* **WHAT TO DO**: In the entries below, find the lines that contain the word "spring" and copy them.

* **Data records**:
****************************************
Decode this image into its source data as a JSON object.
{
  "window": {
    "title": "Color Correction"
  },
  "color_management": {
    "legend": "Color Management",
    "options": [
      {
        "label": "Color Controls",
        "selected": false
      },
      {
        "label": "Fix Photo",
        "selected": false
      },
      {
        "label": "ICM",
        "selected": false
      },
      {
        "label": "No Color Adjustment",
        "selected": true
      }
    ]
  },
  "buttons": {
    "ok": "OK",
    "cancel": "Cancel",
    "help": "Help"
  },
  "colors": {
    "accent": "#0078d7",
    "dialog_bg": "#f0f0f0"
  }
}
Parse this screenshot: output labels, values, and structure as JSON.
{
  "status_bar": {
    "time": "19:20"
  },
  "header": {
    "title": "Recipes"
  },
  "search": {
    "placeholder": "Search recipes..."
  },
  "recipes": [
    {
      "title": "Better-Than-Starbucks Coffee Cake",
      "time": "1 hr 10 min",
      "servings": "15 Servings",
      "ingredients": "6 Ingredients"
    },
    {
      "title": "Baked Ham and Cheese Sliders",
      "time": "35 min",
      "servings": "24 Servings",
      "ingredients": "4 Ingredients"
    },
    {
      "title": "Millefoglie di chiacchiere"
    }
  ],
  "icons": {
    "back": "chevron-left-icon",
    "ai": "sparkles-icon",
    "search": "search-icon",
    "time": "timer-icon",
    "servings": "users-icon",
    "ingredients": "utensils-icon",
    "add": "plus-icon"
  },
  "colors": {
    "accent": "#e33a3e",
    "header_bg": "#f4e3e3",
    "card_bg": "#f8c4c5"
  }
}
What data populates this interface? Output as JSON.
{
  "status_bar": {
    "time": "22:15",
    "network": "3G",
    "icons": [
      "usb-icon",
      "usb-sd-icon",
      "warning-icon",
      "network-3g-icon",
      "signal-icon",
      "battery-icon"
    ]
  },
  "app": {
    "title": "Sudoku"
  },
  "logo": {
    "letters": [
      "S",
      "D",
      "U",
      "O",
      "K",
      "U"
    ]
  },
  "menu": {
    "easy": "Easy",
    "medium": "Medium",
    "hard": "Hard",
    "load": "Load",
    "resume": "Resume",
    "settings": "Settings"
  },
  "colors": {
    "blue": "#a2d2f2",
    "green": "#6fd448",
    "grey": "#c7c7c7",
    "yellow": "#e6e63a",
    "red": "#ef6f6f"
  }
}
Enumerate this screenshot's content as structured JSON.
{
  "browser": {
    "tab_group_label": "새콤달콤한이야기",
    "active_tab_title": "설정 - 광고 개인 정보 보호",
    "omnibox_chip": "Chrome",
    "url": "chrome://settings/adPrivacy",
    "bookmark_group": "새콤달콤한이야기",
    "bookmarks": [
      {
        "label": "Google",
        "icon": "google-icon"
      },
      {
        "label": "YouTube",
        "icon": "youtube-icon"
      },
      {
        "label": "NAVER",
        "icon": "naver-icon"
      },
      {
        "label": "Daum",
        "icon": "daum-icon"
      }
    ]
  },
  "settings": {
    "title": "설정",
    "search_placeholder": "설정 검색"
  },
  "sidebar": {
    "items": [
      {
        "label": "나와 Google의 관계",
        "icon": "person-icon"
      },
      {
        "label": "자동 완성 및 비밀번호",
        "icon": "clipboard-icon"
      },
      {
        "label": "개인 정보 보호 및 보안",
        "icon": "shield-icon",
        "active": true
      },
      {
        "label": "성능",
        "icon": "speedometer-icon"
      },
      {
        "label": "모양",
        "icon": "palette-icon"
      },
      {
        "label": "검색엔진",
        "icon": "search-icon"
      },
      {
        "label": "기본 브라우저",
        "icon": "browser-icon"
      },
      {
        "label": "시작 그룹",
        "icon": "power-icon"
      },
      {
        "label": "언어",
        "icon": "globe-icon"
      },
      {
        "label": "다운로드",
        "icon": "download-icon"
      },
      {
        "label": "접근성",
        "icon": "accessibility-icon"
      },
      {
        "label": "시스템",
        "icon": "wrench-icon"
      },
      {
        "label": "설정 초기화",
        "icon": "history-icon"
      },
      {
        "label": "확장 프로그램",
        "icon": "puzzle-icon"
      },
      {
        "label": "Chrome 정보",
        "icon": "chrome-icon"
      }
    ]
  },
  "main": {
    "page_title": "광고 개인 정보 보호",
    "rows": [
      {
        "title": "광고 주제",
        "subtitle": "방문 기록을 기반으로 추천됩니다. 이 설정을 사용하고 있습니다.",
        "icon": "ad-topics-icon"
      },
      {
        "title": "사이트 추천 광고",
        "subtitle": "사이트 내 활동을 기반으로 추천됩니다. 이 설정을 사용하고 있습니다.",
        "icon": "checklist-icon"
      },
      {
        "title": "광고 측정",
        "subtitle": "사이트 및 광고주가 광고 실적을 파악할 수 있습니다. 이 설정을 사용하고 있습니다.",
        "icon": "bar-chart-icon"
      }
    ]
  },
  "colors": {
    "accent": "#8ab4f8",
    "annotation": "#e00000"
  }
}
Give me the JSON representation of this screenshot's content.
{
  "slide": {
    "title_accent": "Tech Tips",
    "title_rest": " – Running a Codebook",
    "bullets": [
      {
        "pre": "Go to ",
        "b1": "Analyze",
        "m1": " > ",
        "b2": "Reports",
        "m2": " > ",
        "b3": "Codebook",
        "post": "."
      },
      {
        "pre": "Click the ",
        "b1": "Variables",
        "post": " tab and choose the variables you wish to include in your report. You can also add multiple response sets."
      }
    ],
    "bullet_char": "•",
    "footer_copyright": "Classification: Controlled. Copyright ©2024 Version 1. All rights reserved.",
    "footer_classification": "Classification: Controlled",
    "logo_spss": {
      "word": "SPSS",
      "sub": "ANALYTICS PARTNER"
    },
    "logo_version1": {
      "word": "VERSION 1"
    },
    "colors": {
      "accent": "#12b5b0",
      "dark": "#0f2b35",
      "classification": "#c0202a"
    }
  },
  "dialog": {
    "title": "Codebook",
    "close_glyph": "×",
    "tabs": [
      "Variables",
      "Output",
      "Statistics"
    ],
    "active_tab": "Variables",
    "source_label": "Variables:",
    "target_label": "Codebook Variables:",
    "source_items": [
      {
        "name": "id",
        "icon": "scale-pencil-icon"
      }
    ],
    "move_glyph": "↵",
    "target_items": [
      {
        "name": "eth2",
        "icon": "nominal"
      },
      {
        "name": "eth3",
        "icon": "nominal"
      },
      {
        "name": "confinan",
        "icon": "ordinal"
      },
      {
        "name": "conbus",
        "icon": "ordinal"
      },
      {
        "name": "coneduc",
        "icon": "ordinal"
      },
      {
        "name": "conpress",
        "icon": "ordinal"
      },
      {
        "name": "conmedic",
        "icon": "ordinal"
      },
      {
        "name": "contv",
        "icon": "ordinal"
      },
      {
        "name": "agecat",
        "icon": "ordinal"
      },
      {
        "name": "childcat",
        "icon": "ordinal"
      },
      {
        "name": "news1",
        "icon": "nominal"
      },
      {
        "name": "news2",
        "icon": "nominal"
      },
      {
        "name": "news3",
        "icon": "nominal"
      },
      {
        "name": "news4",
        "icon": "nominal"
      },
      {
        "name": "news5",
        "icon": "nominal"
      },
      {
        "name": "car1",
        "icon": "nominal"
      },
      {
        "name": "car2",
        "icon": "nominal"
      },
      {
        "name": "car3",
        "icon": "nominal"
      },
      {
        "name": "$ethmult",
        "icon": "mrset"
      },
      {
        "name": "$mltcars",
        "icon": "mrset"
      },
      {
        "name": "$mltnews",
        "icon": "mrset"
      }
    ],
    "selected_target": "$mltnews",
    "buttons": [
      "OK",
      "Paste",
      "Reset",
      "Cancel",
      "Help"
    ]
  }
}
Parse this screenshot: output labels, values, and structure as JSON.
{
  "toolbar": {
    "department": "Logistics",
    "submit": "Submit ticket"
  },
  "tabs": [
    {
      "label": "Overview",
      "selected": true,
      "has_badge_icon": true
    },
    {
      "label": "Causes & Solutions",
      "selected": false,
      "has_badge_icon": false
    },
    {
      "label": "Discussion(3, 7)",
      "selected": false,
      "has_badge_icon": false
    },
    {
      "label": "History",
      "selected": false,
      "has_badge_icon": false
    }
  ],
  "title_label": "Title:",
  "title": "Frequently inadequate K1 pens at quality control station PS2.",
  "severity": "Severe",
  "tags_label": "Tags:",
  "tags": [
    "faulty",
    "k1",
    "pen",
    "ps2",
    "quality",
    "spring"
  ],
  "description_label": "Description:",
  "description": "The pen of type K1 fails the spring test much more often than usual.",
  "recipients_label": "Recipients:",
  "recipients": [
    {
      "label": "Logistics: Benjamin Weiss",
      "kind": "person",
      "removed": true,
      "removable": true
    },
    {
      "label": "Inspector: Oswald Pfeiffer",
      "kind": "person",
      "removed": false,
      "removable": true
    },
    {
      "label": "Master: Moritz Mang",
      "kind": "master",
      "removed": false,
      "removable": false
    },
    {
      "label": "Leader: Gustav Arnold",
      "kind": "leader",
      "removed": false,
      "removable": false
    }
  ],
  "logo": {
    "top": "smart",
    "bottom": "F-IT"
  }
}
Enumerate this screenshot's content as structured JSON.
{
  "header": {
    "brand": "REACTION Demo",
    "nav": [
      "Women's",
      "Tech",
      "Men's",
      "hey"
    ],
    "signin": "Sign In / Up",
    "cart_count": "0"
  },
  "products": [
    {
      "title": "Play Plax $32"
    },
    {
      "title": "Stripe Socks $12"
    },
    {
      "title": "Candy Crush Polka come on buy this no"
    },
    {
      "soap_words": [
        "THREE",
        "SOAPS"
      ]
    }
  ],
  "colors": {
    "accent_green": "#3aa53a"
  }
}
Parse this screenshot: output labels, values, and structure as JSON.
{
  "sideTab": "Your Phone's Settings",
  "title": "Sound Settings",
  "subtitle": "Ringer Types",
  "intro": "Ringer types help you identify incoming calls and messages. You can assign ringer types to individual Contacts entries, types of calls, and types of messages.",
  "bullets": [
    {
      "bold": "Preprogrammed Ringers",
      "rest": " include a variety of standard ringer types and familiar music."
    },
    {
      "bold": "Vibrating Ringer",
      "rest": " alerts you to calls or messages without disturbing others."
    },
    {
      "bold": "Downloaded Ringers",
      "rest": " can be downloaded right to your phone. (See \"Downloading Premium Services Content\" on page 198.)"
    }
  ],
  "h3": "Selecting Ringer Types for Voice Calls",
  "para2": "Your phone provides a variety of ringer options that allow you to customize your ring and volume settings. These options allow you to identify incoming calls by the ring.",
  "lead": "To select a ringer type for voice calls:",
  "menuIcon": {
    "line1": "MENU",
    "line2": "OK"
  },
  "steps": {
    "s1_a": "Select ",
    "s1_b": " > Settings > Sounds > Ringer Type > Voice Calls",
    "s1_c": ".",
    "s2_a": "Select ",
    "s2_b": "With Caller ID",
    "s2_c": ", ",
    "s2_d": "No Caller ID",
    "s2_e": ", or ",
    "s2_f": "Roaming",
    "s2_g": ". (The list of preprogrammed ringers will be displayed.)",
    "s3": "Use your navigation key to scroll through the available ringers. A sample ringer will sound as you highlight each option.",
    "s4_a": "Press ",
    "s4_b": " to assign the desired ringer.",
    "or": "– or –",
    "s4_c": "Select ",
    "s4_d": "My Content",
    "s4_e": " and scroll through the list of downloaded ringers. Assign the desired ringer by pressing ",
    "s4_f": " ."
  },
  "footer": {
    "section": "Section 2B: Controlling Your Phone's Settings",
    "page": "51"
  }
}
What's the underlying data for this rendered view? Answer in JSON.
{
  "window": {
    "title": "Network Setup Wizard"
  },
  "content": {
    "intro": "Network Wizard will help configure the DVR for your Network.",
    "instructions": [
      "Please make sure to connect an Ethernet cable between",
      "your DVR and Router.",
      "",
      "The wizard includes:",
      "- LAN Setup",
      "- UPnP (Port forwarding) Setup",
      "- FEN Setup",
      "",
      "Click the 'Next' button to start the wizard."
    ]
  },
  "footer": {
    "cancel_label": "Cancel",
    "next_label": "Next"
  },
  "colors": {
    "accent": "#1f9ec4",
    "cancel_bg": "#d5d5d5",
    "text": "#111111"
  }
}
****************************************
* **THE OUTPUT**:
    "spring"
  "description": "The pen of type K1 fails the spring test much more often than usual.",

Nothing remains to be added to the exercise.